-- Task to carry out --
Extract all of the entries and give them again, word for word.
:: Provided material ::
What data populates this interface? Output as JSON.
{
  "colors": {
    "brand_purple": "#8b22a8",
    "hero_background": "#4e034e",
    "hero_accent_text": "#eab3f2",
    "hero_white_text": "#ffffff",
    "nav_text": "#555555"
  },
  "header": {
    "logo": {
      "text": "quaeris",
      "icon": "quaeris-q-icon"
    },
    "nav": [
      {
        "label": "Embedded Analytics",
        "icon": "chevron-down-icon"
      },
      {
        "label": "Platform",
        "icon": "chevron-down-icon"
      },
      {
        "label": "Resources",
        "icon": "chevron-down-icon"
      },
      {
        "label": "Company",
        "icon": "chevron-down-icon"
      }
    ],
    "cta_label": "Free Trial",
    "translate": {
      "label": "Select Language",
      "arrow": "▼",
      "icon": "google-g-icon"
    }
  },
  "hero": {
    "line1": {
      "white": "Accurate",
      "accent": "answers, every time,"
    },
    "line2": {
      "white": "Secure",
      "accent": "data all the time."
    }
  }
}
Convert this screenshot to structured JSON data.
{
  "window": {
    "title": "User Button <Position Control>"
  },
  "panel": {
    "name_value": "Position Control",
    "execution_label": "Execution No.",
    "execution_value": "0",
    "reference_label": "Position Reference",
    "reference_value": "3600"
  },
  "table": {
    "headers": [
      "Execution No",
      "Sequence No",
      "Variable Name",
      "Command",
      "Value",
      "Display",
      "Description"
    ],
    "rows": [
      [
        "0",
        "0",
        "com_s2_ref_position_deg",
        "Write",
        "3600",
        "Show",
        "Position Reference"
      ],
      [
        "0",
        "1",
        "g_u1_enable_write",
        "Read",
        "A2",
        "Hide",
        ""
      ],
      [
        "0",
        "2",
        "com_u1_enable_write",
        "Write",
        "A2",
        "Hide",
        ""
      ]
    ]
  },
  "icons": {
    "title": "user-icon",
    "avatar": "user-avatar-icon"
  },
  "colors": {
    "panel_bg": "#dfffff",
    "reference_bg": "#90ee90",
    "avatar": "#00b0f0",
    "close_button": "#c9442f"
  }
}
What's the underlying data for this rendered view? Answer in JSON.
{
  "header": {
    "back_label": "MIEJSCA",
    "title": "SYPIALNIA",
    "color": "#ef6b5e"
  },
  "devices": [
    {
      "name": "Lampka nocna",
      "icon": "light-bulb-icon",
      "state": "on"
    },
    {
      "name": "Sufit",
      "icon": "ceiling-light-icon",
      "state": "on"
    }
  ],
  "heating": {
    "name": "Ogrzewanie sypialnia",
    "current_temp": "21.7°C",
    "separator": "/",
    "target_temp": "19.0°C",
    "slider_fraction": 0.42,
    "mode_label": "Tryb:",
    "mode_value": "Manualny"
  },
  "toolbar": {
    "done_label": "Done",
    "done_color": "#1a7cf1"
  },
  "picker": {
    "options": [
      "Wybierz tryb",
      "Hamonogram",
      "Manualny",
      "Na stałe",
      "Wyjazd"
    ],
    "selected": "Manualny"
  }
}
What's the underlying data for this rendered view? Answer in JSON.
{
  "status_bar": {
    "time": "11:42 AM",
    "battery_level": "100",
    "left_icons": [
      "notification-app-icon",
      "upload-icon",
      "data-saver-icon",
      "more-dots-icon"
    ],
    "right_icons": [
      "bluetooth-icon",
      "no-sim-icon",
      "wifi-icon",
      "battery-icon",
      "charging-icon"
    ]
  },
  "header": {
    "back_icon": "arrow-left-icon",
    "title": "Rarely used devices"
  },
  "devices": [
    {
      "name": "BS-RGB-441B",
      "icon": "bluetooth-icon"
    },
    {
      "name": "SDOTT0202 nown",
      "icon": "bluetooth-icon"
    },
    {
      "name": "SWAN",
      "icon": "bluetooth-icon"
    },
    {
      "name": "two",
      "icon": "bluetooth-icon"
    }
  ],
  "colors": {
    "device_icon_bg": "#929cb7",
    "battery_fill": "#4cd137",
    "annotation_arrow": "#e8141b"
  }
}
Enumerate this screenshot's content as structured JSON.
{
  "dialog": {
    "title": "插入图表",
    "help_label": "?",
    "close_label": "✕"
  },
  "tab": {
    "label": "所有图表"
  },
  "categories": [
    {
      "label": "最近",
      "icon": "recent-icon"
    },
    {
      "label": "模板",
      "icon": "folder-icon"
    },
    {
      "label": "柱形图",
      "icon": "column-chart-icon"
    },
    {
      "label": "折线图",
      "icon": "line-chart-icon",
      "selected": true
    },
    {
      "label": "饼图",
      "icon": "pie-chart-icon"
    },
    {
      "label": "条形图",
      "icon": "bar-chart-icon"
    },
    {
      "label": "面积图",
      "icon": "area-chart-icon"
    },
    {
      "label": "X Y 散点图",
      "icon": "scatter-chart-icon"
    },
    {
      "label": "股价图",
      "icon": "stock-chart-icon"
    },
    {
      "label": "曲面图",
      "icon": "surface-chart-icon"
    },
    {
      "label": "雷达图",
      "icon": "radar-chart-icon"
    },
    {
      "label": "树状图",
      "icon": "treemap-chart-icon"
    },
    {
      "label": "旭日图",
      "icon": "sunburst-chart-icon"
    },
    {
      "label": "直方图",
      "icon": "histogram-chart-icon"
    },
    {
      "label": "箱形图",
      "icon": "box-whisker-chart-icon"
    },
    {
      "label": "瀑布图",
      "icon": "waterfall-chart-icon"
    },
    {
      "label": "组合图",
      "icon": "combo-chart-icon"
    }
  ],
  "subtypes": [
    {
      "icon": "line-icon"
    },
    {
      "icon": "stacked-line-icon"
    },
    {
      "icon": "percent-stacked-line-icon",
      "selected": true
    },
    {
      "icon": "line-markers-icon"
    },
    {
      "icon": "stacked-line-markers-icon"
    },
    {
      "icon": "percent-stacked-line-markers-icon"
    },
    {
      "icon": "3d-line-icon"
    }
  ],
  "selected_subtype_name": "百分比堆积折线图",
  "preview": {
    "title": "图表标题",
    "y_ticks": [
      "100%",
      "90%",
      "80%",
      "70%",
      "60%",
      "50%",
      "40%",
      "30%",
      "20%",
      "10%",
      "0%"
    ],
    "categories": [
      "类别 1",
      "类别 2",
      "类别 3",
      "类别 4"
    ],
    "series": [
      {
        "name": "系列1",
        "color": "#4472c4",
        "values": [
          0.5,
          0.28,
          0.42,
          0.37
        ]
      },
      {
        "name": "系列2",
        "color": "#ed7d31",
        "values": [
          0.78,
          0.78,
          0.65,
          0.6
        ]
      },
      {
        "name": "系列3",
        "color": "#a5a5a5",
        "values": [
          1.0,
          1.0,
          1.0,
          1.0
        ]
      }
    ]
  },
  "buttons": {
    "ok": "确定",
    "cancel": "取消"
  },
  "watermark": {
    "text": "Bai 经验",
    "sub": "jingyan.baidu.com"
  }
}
:::
-- Worked answer --
What data populates this interface? Output as JSON.
{
  "colors": {
    "brand_purple": "#8b22a8",
    "hero_background": "#4e034e",
    "hero_accent_text": "#eab3f2",
    "hero_white_text": "#ffffff",
    "nav_text": "#555555"
  },
  "header": {
    "logo": {
      "text": "quaeris",
      "icon": "quaeris-q-icon"
    },
    "nav": [
      {
        "label": "Embedded Analytics",
        "icon": "chevron-down-icon"
      },
      {
        "label": "Platform",
        "icon": "chevron-down-icon"
      },
      {
        "label": "Resources",
        "icon": "chevron-down-icon"
      },
      {
        "label": "Company",
        "icon": "chevron-down-icon"
      }
    ],
    "cta_label": "Free Trial",
    "translate": {
      "label": "Select Language",
      "arrow": "▼",
      "icon": "google-g-icon"
    }
  },
  "hero": {
    "line1": {
      "white": "Accurate",
      "accent": "answers, every time,"
    },
    "line2": {
      "white": "Secure",
      "accent": "data all the time."
    }
  }
}
Convert this screenshot to structured JSON data.
{
  "window": {
    "title": "User Button <Position Control>"
  },
  "panel": {
    "name_value": "Position Control",
    "execution_label": "Execution No.",
    "execution_value": "0",
    "reference_label": "Position Reference",
    "reference_value": "3600"
  },
  "table": {
    "headers": [
      "Execution No",
      "Sequence No",
      "Variable Name",
      "Command",
      "Value",
      "Display",
      "Description"
    ],
    "rows": [
      [
        "0",
        "0",
        "com_s2_ref_position_deg",
        "Write",
        "3600",
        "Show",
        "Position Reference"
      ],
      [
        "0",
        "1",
        "g_u1_enable_write",
        "Read",
        "A2",
        "Hide",
        ""
      ],
      [
        "0",
        "2",
        "com_u1_enable_write",
        "Write",
        "A2",
        "Hide",
        ""
      ]
    ]
  },
  "icons": {
    "title": "user-icon",
    "avatar": "user-avatar-icon"
  },
  "colors": {
    "panel_bg": "#dfffff",
    "reference_bg": "#90ee90",
    "avatar": "#00b0f0",
    "close_button": "#c9442f"
  }
}
What's the underlying data for this rendered view? Answer in JSON.
{
  "header": {
    "back_label": "MIEJSCA",
    "title": "SYPIALNIA",
    "color": "#ef6b5e"
  },
  "devices": [
    {
      "name": "Lampka nocna",
      "icon": "light-bulb-icon",
      "state": "on"
    },
    {
      "name": "Sufit",
      "icon": "ceiling-light-icon",
      "state": "on"
    }
  ],
  "heating": {
    "name": "Ogrzewanie sypialnia",
    "current_temp": "21.7°C",
    "separator": "/",
    "target_temp": "19.0°C",
    "slider_fraction": 0.42,
    "mode_label": "Tryb:",
    "mode_value": "Manualny"
  },
  "toolbar": {
    "done_label": "Done",
    "done_color": "#1a7cf1"
  },
  "picker": {
    "options": [
      "Wybierz tryb",
      "Hamonogram",
      "Manualny",
      "Na stałe",
      "Wyjazd"
    ],
    "selected": "Manualny"
  }
}
What's the underlying data for this rendered view? Answer in JSON.
{
  "status_bar": {
    "time": "11:42 AM",
    "battery_level": "100",
    "left_icons": [
      "notification-app-icon",
      "upload-icon",
      "data-saver-icon",
      "more-dots-icon"
    ],
    "right_icons": [
      "bluetooth-icon",
      "no-sim-icon",
      "wifi-icon",
      "battery-icon",
      "charging-icon"
    ]
  },
  "header": {
    "back_icon": "arrow-left-icon",
    "title": "Rarely used devices"
  },
  "devices": [
    {
      "name": "BS-RGB-441B",
      "icon": "bluetooth-icon"
    },
    {
      "name": "SDOTT0202 nown",
      "icon": "bluetooth-icon"
    },
    {
      "name": "SWAN",
      "icon": "bluetooth-icon"
    },
    {
      "name": "two",
      "icon": "bluetooth-icon"
    }
  ],
  "colors": {
    "device_icon_bg": "#929cb7",
    "battery_fill": "#4cd137",
    "annotation_arrow": "#e8141b"
  }
}
Enumerate this screenshot's content as structured JSON.
{
  "dialog": {
    "title": "插入图表",
    "help_label": "?",
    "close_label": "✕"
  },
  "tab": {
    "label": "所有图表"
  },
  "categories": [
    {
      "label": "最近",
      "icon": "recent-icon"
    },
    {
      "label": "模板",
      "icon": "folder-icon"
    },
    {
      "label": "柱形图",
      "icon": "column-chart-icon"
    },
    {
      "label": "折线图",
      "icon": "line-chart-icon",
      "selected": true
    },
    {
      "label": "饼图",
      "icon": "pie-chart-icon"
    },
    {
      "label": "条形图",
      "icon": "bar-chart-icon"
    },
    {
      "label": "面积图",
      "icon": "area-chart-icon"
    },
    {
      "label": "X Y 散点图",
      "icon": "scatter-chart-icon"
    },
    {
      "label": "股价图",
      "icon": "stock-chart-icon"
    },
    {
      "label": "曲面图",
      "icon": "surface-chart-icon"
    },
    {
      "label": "雷达图",
      "icon": "radar-chart-icon"
    },
    {
      "label": "树状图",
      "icon": "treemap-chart-icon"
    },
    {
      "label": "旭日图",
      "icon": "sunburst-chart-icon"
    },
    {
      "label": "直方图",
      "icon": "histogram-chart-icon"
    },
    {
      "label": "箱形图",
      "icon": "box-whisker-chart-icon"
    },
    {
      "label": "瀑布图",
      "icon": "waterfall-chart-icon"
    },
    {
      "label": "组合图",
      "icon": "combo-chart-icon"
    }
  ],
  "subtypes": [
    {
      "icon": "line-icon"
    },
    {
      "icon": "stacked-line-icon"
    },
    {
      "icon": "percent-stacked-line-icon",
      "selected": true
    },
    {
      "icon": "line-markers-icon"
    },
    {
      "icon": "stacked-line-markers-icon"
    },
    {
      "icon": "percent-stacked-line-markers-icon"
    },
    {
      "icon": "3d-line-icon"
    }
  ],
  "selected_subtype_name": "百分比堆积折线图",
  "preview": {
    "title": "图表标题",
    "y_ticks": [
      "100%",
      "90%",
      "80%",
      "70%",
      "60%",
      "50%",
      "40%",
      "30%",
      "20%",
      "10%",
      "0%"
    ],
    "categories": [
      "类别 1",
      "类别 2",
      "类别 3",
      "类别 4"
    ],
    "series": [
      {
        "name": "系列1",
        "color": "#4472c4",
        "values": [
          0.5,
          0.28,
          0.42,
          0.37
        ]
      },
      {
        "name": "系列2",
        "color": "#ed7d31",
        "values": [
          0.78,
          0.78,
          0.65,
          0.6
        ]
      },
      {
        "name": "系列3",
        "color": "#a5a5a5",
        "values": [
          1.0,
          1.0,
          1.0,
          1.0
        ]
      }
    ]
  },
  "buttons": {
    "ok": "确定",
    "cancel": "取消"
  },
  "watermark": {
    "text": "Bai 经验",
    "sub": "jingyan.baidu.com"
  }
}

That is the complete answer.